Data for this task -
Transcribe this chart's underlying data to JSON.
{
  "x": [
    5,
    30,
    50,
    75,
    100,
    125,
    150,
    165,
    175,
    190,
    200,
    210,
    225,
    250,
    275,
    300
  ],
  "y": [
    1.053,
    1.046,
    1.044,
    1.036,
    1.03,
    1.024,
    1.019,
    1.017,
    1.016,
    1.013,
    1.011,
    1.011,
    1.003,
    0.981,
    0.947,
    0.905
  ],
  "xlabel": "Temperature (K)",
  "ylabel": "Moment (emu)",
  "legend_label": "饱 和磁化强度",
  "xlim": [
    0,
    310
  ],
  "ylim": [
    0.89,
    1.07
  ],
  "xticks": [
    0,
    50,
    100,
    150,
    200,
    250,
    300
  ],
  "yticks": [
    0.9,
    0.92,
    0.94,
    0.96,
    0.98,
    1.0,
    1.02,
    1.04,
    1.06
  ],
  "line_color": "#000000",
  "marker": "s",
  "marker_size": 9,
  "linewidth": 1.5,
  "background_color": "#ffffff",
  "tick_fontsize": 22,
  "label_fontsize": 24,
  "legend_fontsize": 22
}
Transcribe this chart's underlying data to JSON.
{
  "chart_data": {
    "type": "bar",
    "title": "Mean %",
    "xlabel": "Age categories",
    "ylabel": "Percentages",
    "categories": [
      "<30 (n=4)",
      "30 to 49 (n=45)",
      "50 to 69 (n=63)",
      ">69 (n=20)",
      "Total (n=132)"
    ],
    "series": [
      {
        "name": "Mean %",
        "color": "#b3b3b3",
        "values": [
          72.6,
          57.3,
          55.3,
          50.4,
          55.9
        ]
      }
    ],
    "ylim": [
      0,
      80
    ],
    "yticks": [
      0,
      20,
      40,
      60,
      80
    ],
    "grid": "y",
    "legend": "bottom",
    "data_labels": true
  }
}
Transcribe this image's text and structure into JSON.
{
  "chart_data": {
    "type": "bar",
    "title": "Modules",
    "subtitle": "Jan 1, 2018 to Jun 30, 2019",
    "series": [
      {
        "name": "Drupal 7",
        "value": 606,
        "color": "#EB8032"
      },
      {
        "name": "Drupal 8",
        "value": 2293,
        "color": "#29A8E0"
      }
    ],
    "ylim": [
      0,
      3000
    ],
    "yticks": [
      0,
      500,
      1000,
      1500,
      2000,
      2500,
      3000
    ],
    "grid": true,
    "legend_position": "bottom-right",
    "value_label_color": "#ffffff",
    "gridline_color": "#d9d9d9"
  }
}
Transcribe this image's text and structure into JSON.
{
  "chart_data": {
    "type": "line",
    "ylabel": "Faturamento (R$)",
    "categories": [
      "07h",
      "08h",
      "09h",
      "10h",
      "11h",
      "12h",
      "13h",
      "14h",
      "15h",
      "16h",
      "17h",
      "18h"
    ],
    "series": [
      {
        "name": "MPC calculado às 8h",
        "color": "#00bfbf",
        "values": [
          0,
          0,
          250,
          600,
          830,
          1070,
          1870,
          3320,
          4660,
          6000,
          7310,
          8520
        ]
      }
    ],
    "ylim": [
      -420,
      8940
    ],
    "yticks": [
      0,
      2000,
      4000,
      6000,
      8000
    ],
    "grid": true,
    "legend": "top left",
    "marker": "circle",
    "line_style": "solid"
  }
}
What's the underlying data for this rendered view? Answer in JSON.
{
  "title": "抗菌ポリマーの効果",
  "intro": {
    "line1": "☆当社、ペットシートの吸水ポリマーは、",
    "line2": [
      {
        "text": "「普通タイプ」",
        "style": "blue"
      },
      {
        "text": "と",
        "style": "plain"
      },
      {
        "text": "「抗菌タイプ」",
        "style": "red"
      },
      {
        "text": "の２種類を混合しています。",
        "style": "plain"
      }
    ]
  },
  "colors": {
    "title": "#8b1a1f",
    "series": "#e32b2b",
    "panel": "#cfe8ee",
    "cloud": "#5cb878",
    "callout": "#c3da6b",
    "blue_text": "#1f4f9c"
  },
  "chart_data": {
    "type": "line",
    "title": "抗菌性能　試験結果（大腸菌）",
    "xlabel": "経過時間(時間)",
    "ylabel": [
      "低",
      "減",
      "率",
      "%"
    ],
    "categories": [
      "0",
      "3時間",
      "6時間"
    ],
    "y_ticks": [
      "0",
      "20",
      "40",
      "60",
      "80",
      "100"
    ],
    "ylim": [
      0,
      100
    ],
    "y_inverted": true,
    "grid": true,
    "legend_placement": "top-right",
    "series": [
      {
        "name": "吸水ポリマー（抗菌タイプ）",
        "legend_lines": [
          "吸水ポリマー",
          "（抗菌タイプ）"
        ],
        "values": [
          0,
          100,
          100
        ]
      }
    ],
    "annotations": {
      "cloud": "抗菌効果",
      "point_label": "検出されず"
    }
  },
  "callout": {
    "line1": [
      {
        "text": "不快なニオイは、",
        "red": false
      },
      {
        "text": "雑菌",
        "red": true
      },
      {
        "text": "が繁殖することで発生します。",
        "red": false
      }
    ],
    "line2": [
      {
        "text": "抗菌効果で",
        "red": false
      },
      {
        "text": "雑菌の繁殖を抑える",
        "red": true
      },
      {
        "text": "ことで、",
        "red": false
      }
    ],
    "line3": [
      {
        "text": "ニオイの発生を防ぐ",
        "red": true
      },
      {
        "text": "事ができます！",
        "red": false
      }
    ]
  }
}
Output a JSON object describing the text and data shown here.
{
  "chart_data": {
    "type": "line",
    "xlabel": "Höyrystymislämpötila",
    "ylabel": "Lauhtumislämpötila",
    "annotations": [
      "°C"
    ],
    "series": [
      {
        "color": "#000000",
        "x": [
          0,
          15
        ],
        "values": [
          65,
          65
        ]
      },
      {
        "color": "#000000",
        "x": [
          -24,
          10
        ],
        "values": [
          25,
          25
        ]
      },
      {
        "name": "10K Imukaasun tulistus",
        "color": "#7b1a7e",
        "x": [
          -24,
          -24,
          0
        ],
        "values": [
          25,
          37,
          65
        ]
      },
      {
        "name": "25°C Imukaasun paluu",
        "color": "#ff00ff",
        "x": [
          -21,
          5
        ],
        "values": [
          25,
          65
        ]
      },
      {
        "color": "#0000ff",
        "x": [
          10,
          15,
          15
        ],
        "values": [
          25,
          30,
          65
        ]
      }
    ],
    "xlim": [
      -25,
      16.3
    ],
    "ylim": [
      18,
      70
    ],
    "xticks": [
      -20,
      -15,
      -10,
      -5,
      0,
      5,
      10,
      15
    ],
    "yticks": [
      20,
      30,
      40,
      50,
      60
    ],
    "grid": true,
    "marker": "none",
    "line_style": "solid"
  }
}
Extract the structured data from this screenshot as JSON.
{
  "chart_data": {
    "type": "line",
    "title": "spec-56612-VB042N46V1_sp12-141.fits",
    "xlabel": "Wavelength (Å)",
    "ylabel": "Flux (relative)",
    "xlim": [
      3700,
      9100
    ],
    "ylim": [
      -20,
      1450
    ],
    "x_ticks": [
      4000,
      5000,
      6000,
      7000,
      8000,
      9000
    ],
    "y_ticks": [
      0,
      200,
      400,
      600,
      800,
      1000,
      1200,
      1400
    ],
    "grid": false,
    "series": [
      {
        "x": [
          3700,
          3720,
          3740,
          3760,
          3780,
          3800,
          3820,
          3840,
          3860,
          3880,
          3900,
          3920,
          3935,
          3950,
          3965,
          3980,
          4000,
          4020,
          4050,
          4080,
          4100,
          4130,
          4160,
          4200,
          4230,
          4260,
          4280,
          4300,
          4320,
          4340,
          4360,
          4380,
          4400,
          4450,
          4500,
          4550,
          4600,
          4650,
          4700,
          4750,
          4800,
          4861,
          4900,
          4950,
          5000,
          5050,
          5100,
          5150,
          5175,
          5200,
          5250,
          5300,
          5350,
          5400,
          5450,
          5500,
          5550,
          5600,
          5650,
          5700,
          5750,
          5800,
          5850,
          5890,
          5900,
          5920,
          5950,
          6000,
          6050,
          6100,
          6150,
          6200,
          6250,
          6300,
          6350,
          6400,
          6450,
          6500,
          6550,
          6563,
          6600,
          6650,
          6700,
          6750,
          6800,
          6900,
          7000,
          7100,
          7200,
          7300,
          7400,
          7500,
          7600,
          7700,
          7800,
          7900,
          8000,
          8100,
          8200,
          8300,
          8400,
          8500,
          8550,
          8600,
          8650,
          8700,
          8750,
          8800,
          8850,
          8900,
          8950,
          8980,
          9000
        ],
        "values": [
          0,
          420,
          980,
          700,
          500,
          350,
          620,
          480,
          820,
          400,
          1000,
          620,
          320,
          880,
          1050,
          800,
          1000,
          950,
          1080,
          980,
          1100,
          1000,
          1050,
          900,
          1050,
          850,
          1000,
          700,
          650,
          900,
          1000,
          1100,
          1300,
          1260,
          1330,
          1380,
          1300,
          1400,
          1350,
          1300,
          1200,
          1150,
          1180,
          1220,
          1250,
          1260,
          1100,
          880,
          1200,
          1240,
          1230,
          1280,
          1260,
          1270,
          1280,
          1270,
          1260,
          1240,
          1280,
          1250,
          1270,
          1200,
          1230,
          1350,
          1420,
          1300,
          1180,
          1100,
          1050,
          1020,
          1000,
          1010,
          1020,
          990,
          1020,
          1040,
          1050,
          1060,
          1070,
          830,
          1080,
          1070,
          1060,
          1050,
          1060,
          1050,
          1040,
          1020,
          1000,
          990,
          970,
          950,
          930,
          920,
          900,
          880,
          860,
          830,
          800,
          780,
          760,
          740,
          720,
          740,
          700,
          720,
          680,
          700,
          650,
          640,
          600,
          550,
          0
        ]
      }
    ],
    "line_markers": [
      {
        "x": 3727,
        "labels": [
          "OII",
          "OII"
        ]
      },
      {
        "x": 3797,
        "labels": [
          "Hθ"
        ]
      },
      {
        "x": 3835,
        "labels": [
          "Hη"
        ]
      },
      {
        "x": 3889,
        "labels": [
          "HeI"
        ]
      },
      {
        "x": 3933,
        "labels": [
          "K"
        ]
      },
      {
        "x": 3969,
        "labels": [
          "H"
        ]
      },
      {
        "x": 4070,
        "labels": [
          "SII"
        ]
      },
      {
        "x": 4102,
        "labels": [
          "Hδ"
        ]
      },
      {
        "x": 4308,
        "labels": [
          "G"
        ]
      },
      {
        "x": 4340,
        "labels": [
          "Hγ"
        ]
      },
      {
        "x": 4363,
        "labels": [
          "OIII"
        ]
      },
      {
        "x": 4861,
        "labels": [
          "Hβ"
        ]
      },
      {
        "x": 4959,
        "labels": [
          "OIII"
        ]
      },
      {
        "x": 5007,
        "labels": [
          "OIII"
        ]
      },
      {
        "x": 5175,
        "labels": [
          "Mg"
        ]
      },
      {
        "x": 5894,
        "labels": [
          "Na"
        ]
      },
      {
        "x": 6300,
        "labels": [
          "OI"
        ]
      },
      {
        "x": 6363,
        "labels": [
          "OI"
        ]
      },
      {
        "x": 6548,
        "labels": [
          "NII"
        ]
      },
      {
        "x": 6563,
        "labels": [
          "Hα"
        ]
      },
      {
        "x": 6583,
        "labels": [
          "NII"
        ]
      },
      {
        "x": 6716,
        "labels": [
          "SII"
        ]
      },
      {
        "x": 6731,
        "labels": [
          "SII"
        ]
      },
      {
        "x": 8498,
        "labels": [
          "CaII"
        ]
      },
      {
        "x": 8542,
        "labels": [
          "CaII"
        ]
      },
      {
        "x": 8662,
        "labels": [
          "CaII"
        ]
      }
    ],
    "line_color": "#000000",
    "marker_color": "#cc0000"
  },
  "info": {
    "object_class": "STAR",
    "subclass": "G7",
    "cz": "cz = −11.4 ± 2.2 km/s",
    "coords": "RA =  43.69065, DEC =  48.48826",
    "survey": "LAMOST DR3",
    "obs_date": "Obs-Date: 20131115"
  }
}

Written exercise - Filter the data for the string "xlabel" and copy every line that has it.

Solution -
  "xlabel": "Temperature (K)",
    "xlabel": "Age categories",
    "xlabel": "経過時間(時間)",
    "xlabel": "Höyrystymislämpötila",
    "xlabel": "Wavelength (Å)",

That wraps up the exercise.